→ GIVEN REQUEST:
In the records that follow, locate every line with "Code" and extract it.

→ LISTING:
## Begin
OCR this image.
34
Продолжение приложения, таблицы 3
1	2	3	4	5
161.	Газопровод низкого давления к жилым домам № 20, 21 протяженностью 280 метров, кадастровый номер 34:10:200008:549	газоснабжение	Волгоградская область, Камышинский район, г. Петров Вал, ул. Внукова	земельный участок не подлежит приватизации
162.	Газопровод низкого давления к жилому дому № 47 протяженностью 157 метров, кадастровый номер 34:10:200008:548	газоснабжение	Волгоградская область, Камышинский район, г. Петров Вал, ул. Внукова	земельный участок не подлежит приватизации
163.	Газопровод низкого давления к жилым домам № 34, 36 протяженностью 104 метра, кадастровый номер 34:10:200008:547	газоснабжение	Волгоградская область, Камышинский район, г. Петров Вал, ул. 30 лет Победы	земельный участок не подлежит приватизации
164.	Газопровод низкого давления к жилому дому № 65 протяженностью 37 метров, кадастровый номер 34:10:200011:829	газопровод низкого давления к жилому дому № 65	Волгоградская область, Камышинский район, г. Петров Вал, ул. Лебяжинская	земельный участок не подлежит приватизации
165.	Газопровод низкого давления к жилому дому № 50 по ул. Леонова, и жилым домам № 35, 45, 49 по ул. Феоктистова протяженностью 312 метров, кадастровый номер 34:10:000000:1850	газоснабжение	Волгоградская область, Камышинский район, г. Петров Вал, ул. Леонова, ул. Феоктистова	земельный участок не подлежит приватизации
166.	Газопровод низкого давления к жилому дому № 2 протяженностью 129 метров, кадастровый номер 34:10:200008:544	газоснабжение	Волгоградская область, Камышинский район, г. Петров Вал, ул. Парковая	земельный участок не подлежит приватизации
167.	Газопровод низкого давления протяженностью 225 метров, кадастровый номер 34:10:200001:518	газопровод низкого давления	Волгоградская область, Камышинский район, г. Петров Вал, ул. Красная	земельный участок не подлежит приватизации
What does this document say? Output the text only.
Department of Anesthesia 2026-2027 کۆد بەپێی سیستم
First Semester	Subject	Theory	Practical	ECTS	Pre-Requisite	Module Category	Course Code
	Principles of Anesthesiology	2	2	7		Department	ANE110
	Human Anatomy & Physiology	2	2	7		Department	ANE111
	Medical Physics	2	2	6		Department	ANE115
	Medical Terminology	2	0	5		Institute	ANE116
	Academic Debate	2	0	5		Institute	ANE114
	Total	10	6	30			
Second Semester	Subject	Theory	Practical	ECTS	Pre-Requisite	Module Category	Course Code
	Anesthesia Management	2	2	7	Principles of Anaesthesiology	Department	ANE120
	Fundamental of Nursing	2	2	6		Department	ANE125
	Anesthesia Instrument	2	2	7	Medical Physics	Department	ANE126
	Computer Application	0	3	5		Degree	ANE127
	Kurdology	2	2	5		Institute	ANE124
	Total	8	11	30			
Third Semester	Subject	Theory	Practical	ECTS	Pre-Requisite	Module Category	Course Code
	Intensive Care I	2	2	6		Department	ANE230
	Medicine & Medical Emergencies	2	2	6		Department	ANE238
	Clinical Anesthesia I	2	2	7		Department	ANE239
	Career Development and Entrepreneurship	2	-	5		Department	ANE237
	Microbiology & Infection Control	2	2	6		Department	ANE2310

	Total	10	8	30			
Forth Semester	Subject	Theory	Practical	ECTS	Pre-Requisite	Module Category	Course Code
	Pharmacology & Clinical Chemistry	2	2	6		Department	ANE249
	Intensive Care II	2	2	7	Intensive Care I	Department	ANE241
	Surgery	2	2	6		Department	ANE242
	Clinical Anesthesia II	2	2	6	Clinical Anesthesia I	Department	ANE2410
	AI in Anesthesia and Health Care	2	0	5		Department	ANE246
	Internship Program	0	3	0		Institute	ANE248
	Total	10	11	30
## End
→ WRITTEN REPLY:
First Semester	Subject	Theory	Practical	ECTS	Pre-Requisite	Module Category	Course Code
Second Semester	Subject	Theory	Practical	ECTS	Pre-Requisite	Module Category	Course Code
Third Semester	Subject	Theory	Practical	ECTS	Pre-Requisite	Module Category	Course Code
Forth Semester	Subject	Theory	Practical	ECTS	Pre-Requisite	Module Category	Course Code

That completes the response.